> AIM: Omit the pictures and output every entry below exactly as written.

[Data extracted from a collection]
• • • • • • •

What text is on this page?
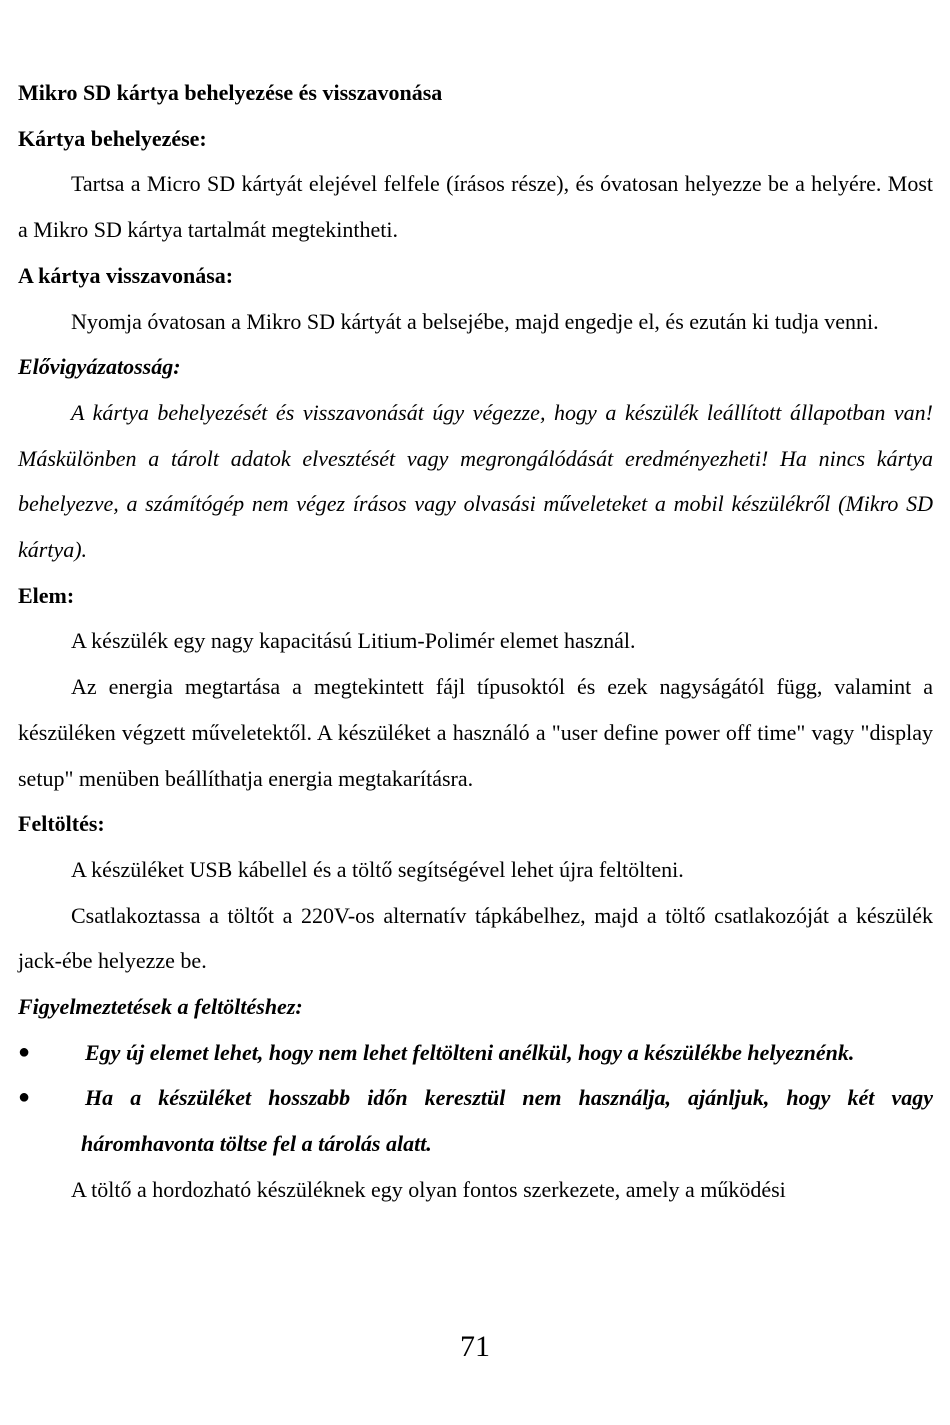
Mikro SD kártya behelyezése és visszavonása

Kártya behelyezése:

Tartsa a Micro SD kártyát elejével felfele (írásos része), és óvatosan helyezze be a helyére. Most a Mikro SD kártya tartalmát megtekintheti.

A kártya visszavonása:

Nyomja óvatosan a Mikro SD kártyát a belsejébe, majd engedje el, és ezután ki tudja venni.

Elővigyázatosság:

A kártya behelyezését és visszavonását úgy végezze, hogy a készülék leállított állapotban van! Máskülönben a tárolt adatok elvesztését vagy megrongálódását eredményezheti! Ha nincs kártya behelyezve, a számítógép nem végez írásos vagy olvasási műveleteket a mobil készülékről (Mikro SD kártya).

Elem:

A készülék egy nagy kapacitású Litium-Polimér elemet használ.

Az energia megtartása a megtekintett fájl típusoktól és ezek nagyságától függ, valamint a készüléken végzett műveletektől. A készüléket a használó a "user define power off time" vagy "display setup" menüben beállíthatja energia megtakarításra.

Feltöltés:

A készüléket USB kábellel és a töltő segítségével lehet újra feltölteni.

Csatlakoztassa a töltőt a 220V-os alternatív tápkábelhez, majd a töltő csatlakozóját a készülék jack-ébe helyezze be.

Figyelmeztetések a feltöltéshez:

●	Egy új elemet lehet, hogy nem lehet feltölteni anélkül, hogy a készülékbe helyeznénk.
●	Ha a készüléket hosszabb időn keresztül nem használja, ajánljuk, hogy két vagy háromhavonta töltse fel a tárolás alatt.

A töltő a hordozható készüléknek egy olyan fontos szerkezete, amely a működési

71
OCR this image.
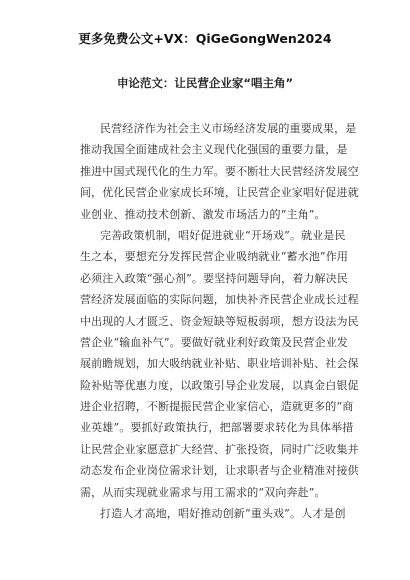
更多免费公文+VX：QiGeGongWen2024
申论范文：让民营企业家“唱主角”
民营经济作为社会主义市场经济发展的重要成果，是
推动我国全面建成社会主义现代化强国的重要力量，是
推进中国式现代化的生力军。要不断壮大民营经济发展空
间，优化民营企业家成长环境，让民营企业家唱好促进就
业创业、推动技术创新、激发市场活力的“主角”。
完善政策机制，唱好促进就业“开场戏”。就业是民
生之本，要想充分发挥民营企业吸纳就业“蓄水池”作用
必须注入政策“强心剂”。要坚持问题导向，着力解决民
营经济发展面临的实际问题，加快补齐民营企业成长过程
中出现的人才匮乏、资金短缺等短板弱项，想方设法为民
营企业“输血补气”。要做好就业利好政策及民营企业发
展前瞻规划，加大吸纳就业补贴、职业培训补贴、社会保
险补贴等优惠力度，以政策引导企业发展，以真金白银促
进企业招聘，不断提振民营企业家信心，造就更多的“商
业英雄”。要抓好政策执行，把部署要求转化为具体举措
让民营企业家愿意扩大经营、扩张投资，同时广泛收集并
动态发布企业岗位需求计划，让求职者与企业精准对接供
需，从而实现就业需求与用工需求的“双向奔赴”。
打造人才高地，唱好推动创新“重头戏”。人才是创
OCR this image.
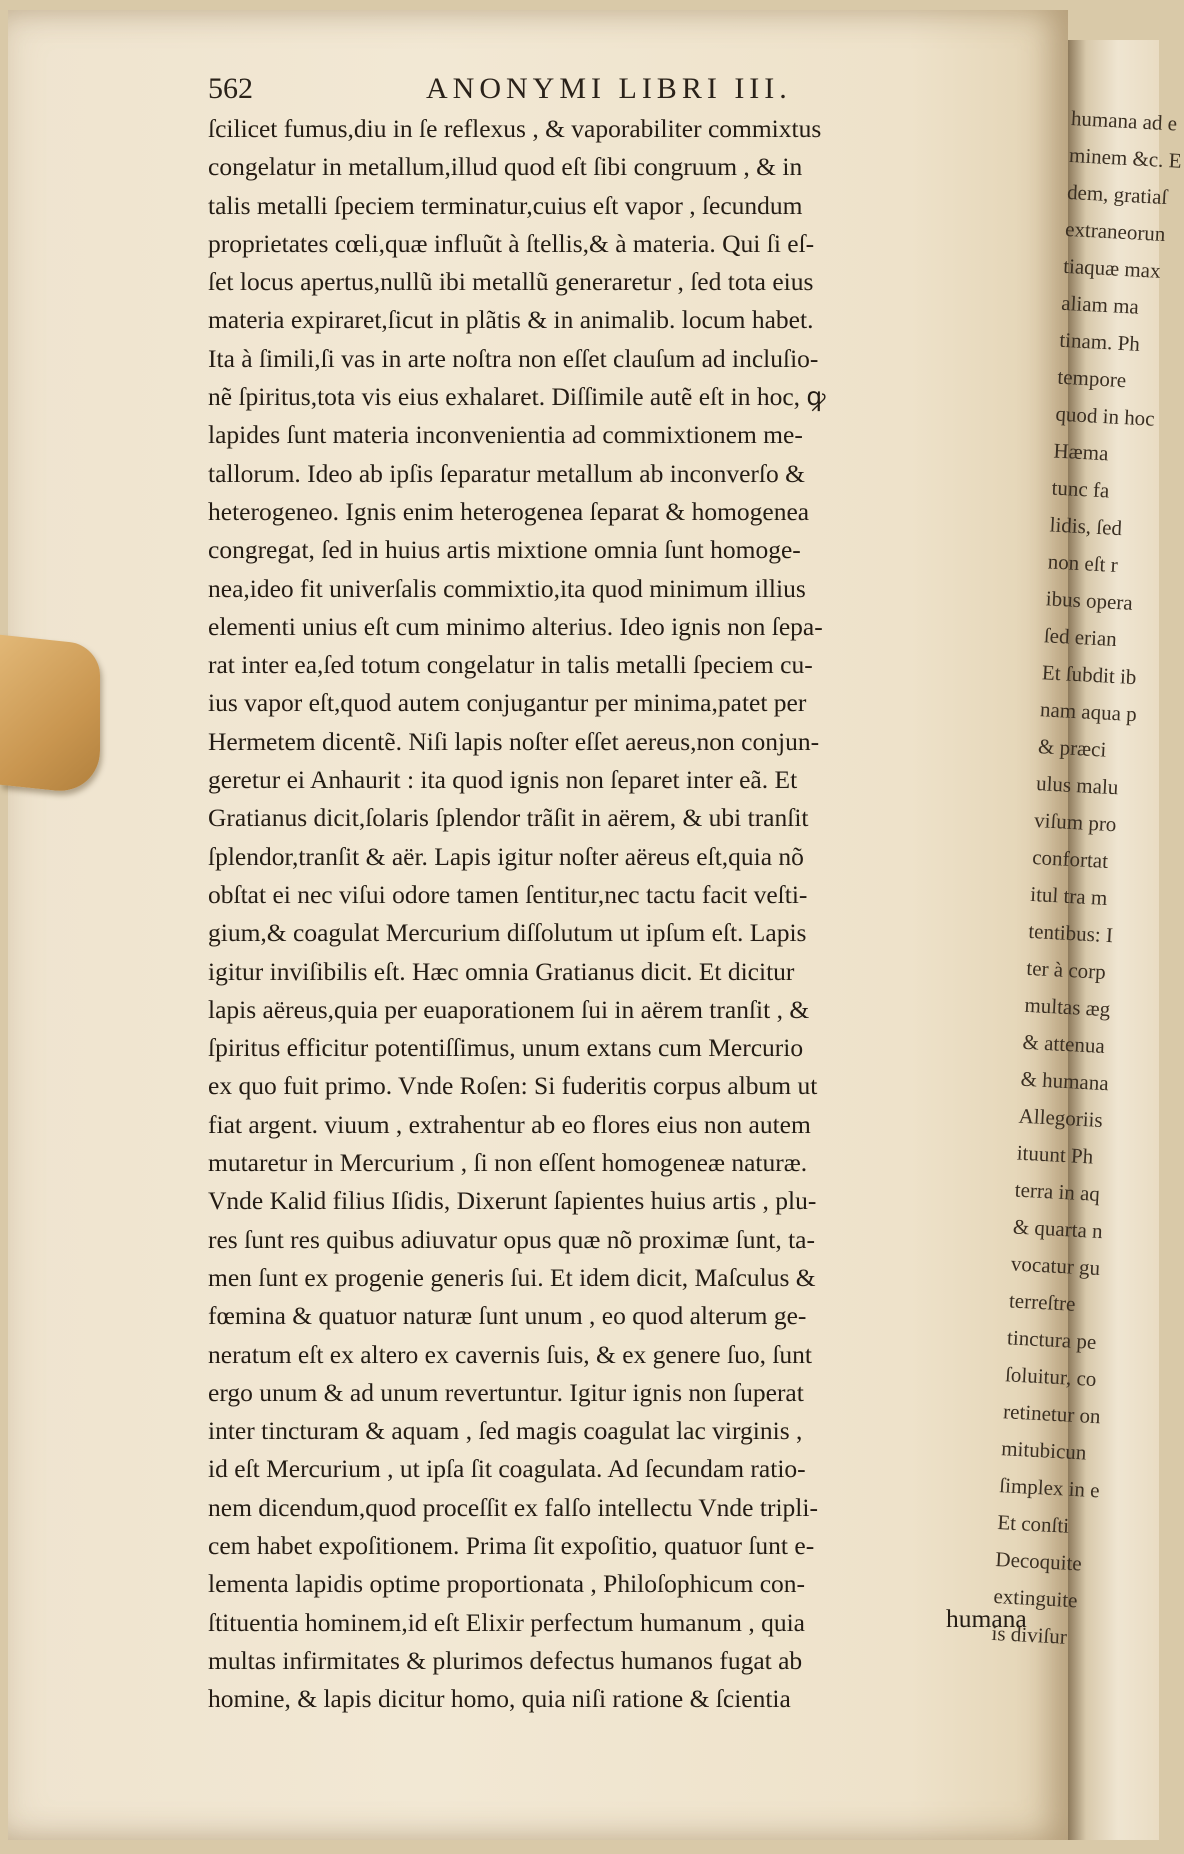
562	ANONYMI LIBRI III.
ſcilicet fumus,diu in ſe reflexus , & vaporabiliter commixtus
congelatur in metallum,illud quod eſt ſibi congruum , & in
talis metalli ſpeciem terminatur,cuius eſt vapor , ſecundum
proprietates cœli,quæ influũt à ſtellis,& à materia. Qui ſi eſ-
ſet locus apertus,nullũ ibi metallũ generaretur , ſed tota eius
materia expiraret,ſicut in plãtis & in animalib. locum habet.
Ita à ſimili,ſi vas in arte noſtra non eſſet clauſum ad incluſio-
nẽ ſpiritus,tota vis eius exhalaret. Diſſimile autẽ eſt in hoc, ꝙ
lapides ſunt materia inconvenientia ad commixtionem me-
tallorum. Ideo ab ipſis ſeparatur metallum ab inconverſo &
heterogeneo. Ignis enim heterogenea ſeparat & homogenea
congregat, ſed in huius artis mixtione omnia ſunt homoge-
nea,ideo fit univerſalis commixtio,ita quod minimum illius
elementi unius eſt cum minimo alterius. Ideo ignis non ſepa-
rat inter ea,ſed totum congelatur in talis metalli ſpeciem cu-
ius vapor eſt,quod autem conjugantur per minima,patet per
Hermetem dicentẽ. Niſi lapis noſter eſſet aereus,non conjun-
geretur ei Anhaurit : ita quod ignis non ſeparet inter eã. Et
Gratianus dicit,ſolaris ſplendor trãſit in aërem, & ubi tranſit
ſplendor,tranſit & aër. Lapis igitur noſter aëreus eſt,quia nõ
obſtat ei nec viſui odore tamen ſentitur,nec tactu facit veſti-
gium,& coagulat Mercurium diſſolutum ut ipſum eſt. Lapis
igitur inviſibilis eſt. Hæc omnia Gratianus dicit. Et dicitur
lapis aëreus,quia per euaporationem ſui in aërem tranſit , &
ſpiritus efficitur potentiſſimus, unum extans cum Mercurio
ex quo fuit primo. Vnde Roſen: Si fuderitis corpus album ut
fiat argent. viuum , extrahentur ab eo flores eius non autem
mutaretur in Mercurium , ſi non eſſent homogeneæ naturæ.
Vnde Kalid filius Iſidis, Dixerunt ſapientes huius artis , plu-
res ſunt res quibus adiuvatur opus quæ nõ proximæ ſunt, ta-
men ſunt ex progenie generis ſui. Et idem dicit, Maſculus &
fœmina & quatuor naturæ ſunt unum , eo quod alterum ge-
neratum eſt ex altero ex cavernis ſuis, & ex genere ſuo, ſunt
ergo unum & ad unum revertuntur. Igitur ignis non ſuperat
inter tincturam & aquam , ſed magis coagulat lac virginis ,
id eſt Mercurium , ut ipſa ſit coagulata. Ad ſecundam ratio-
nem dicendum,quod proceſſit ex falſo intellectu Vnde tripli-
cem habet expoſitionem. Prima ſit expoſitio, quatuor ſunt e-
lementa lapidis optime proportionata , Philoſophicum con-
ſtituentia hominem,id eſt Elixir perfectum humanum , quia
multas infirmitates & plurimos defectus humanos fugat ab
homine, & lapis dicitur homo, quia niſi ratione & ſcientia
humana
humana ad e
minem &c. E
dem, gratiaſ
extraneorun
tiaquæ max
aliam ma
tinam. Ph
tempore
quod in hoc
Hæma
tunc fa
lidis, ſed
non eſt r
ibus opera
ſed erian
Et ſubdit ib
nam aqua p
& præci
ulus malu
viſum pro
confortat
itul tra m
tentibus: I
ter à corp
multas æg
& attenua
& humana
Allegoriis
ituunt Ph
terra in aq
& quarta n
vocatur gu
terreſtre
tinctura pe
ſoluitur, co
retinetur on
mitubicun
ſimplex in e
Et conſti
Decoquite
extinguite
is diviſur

• • • • • • •

> THE REPLY:
What text is on this page?
Mikro SD kártya behelyezése és visszavonása

Kártya behelyezése:

Tartsa a Micro SD kártyát elejével felfele (írásos része), és óvatosan helyezze be a helyére. Most a Mikro SD kártya tartalmát megtekintheti.

A kártya visszavonása:

Nyomja óvatosan a Mikro SD kártyát a belsejébe, majd engedje el, és ezután ki tudja venni.

Elővigyázatosság:

A kártya behelyezését és visszavonását úgy végezze, hogy a készülék leállított állapotban van! Máskülönben a tárolt adatok elvesztését vagy megrongálódását eredményezheti! Ha nincs kártya behelyezve, a számítógép nem végez írásos vagy olvasási műveleteket a mobil készülékről (Mikro SD kártya).

Elem:

A készülék egy nagy kapacitású Litium-Polimér elemet használ.

Az energia megtartása a megtekintett fájl típusoktól és ezek nagyságától függ, valamint a készüléken végzett műveletektől. A készüléket a használó a "user define power off time" vagy "display setup" menüben beállíthatja energia megtakarításra.

Feltöltés:

A készüléket USB kábellel és a töltő segítségével lehet újra feltölteni.

Csatlakoztassa a töltőt a 220V-os alternatív tápkábelhez, majd a töltő csatlakozóját a készülék jack-ébe helyezze be.

Figyelmeztetések a feltöltéshez:

●	Egy új elemet lehet, hogy nem lehet feltölteni anélkül, hogy a készülékbe helyeznénk.
●	Ha a készüléket hosszabb időn keresztül nem használja, ajánljuk, hogy két vagy háromhavonta töltse fel a tárolás alatt.

A töltő a hordozható készüléknek egy olyan fontos szerkezete, amely a működési

71
OCR this image.
更多免费公文+VX：QiGeGongWen2024
申论范文：让民营企业家“唱主角”
民营经济作为社会主义市场经济发展的重要成果，是
推动我国全面建成社会主义现代化强国的重要力量，是
推进中国式现代化的生力军。要不断壮大民营经济发展空
间，优化民营企业家成长环境，让民营企业家唱好促进就
业创业、推动技术创新、激发市场活力的“主角”。
完善政策机制，唱好促进就业“开场戏”。就业是民
生之本，要想充分发挥民营企业吸纳就业“蓄水池”作用
必须注入政策“强心剂”。要坚持问题导向，着力解决民
营经济发展面临的实际问题，加快补齐民营企业成长过程
中出现的人才匮乏、资金短缺等短板弱项，想方设法为民
营企业“输血补气”。要做好就业利好政策及民营企业发
展前瞻规划，加大吸纳就业补贴、职业培训补贴、社会保
险补贴等优惠力度，以政策引导企业发展，以真金白银促
进企业招聘，不断提振民营企业家信心，造就更多的“商
业英雄”。要抓好政策执行，把部署要求转化为具体举措
让民营企业家愿意扩大经营、扩张投资，同时广泛收集并
动态发布企业岗位需求计划，让求职者与企业精准对接供
需，从而实现就业需求与用工需求的“双向奔赴”。
打造人才高地，唱好推动创新“重头戏”。人才是创
OCR this image.
562	ANONYMI LIBRI III.
ſcilicet fumus,diu in ſe reflexus , & vaporabiliter commixtus
congelatur in metallum,illud quod eſt ſibi congruum , & in
talis metalli ſpeciem terminatur,cuius eſt vapor , ſecundum
proprietates cœli,quæ influũt à ſtellis,& à materia. Qui ſi eſ-
ſet locus apertus,nullũ ibi metallũ generaretur , ſed tota eius
materia expiraret,ſicut in plãtis & in animalib. locum habet.
Ita à ſimili,ſi vas in arte noſtra non eſſet clauſum ad incluſio-
nẽ ſpiritus,tota vis eius exhalaret. Diſſimile autẽ eſt in hoc, ꝙ
lapides ſunt materia inconvenientia ad commixtionem me-
tallorum. Ideo ab ipſis ſeparatur metallum ab inconverſo &
heterogeneo. Ignis enim heterogenea ſeparat & homogenea
congregat, ſed in huius artis mixtione omnia ſunt homoge-
nea,ideo fit univerſalis commixtio,ita quod minimum illius
elementi unius eſt cum minimo alterius. Ideo ignis non ſepa-
rat inter ea,ſed totum congelatur in talis metalli ſpeciem cu-
ius vapor eſt,quod autem conjugantur per minima,patet per
Hermetem dicentẽ. Niſi lapis noſter eſſet aereus,non conjun-
geretur ei Anhaurit : ita quod ignis non ſeparet inter eã. Et
Gratianus dicit,ſolaris ſplendor trãſit in aërem, & ubi tranſit
ſplendor,tranſit & aër. Lapis igitur noſter aëreus eſt,quia nõ
obſtat ei nec viſui odore tamen ſentitur,nec tactu facit veſti-
gium,& coagulat Mercurium diſſolutum ut ipſum eſt. Lapis
igitur inviſibilis eſt. Hæc omnia Gratianus dicit. Et dicitur
lapis aëreus,quia per euaporationem ſui in aërem tranſit , &
ſpiritus efficitur potentiſſimus, unum extans cum Mercurio
ex quo fuit primo. Vnde Roſen: Si fuderitis corpus album ut
fiat argent. viuum , extrahentur ab eo flores eius non autem
mutaretur in Mercurium , ſi non eſſent homogeneæ naturæ.
Vnde Kalid filius Iſidis, Dixerunt ſapientes huius artis , plu-
res ſunt res quibus adiuvatur opus quæ nõ proximæ ſunt, ta-
men ſunt ex progenie generis ſui. Et idem dicit, Maſculus &
fœmina & quatuor naturæ ſunt unum , eo quod alterum ge-
neratum eſt ex altero ex cavernis ſuis, & ex genere ſuo, ſunt
ergo unum & ad unum revertuntur. Igitur ignis non ſuperat
inter tincturam & aquam , ſed magis coagulat lac virginis ,
id eſt Mercurium , ut ipſa ſit coagulata. Ad ſecundam ratio-
nem dicendum,quod proceſſit ex falſo intellectu Vnde tripli-
cem habet expoſitionem. Prima ſit expoſitio, quatuor ſunt e-
lementa lapidis optime proportionata , Philoſophicum con-
ſtituentia hominem,id eſt Elixir perfectum humanum , quia
multas infirmitates & plurimos defectus humanos fugat ab
homine, & lapis dicitur homo, quia niſi ratione & ſcientia
humana
humana ad e
minem &c. E
dem, gratiaſ
extraneorun
tiaquæ max
aliam ma
tinam. Ph
tempore
quod in hoc
Hæma
tunc fa
lidis, ſed
non eſt r
ibus opera
ſed erian
Et ſubdit ib
nam aqua p
& præci
ulus malu
viſum pro
confortat
itul tra m
tentibus: I
ter à corp
multas æg
& attenua
& humana
Allegoriis
ituunt Ph
terra in aq
& quarta n
vocatur gu
terreſtre
tinctura pe
ſoluitur, co
retinetur on
mitubicun
ſimplex in e
Et conſti
Decoquite
extinguite
is diviſur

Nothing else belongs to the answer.